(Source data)

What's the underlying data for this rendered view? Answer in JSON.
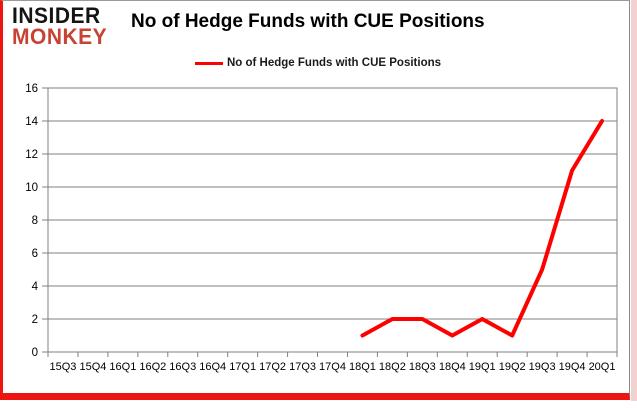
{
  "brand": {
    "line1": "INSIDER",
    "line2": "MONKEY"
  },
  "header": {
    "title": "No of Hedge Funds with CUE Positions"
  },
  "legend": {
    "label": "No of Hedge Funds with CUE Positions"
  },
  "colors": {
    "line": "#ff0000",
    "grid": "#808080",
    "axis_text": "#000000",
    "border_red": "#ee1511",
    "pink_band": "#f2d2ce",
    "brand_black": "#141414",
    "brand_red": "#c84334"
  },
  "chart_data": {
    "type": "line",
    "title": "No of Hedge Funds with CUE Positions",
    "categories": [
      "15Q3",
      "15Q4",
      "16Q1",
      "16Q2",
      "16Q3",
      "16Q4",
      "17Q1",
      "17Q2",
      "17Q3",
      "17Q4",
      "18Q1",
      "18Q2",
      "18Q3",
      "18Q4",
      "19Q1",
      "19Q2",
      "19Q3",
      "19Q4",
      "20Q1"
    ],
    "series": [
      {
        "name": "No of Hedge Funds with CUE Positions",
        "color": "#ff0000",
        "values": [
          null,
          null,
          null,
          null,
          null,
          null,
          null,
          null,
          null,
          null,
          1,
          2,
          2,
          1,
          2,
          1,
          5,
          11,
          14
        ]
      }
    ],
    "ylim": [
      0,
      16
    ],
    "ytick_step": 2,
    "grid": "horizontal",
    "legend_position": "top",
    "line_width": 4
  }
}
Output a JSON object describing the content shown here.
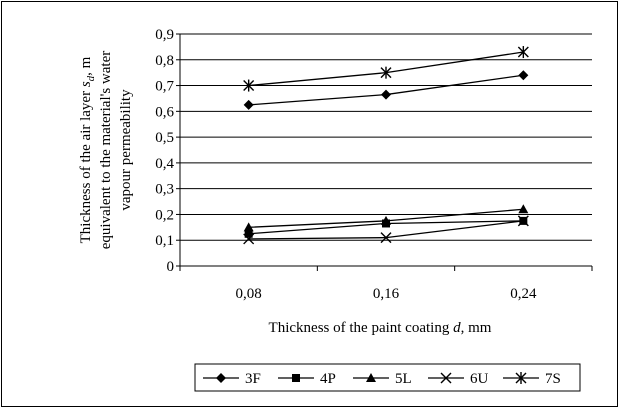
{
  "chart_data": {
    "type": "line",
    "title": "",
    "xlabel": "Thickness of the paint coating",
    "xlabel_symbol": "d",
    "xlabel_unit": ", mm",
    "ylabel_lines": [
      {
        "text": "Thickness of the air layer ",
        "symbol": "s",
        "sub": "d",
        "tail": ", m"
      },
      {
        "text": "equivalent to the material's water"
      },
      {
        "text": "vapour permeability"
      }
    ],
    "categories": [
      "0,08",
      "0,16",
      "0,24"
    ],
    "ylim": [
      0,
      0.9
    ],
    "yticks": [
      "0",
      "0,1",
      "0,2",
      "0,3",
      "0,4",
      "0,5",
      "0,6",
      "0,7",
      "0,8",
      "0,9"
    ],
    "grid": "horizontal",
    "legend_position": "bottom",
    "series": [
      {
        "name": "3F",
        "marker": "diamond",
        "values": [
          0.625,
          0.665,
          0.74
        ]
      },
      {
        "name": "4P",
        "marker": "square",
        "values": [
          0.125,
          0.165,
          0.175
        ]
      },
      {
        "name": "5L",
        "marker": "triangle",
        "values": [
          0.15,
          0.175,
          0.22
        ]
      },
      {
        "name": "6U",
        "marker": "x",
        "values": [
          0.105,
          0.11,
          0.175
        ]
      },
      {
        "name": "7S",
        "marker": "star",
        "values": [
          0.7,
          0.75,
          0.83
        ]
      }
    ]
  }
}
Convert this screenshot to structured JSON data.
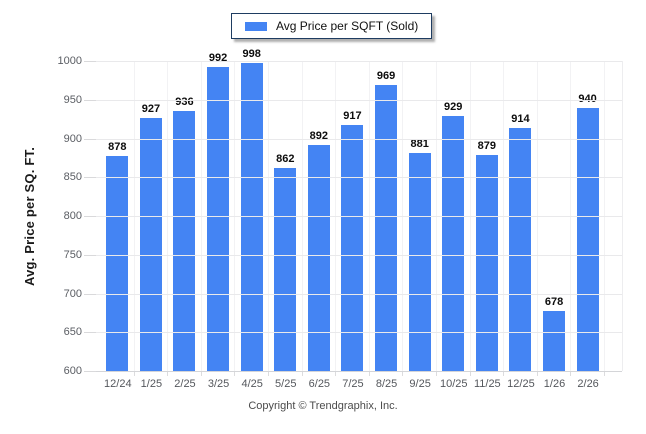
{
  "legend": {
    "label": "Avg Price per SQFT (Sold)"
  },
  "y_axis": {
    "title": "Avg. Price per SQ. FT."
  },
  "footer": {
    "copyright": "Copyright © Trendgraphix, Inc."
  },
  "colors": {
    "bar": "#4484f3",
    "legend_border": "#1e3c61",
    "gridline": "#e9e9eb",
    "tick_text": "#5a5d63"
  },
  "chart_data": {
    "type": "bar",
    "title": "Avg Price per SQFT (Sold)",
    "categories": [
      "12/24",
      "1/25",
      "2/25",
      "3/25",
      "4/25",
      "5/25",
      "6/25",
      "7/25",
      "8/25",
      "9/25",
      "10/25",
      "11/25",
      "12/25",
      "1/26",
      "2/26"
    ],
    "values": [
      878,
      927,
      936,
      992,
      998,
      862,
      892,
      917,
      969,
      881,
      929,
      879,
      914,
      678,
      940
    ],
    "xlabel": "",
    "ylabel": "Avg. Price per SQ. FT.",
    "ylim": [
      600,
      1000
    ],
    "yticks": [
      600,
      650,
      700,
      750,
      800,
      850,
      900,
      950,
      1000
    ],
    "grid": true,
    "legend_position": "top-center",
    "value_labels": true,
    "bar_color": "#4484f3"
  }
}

WHAT TO DO ::
Set down, unchanged, only the lines running from the line with "Convert this screenshot" to the last line, including both. Pictures stay out of the copy.

RESULT BELOW ::
Convert this screenshot to structured JSON data.
{
  "legend": {
    "label": "Avg Price per SQFT (Sold)"
  },
  "y_axis": {
    "title": "Avg. Price per SQ. FT."
  },
  "footer": {
    "copyright": "Copyright © Trendgraphix, Inc."
  },
  "colors": {
    "bar": "#4484f3",
    "legend_border": "#1e3c61",
    "gridline": "#e9e9eb",
    "tick_text": "#5a5d63"
  },
  "chart_data": {
    "type": "bar",
    "title": "Avg Price per SQFT (Sold)",
    "categories": [
      "12/24",
      "1/25",
      "2/25",
      "3/25",
      "4/25",
      "5/25",
      "6/25",
      "7/25",
      "8/25",
      "9/25",
      "10/25",
      "11/25",
      "12/25",
      "1/26",
      "2/26"
    ],
    "values": [
      878,
      927,
      936,
      992,
      998,
      862,
      892,
      917,
      969,
      881,
      929,
      879,
      914,
      678,
      940
    ],
    "xlabel": "",
    "ylabel": "Avg. Price per SQ. FT.",
    "ylim": [
      600,
      1000
    ],
    "yticks": [
      600,
      650,
      700,
      750,
      800,
      850,
      900,
      950,
      1000
    ],
    "grid": true,
    "legend_position": "top-center",
    "value_labels": true,
    "bar_color": "#4484f3"
  }
}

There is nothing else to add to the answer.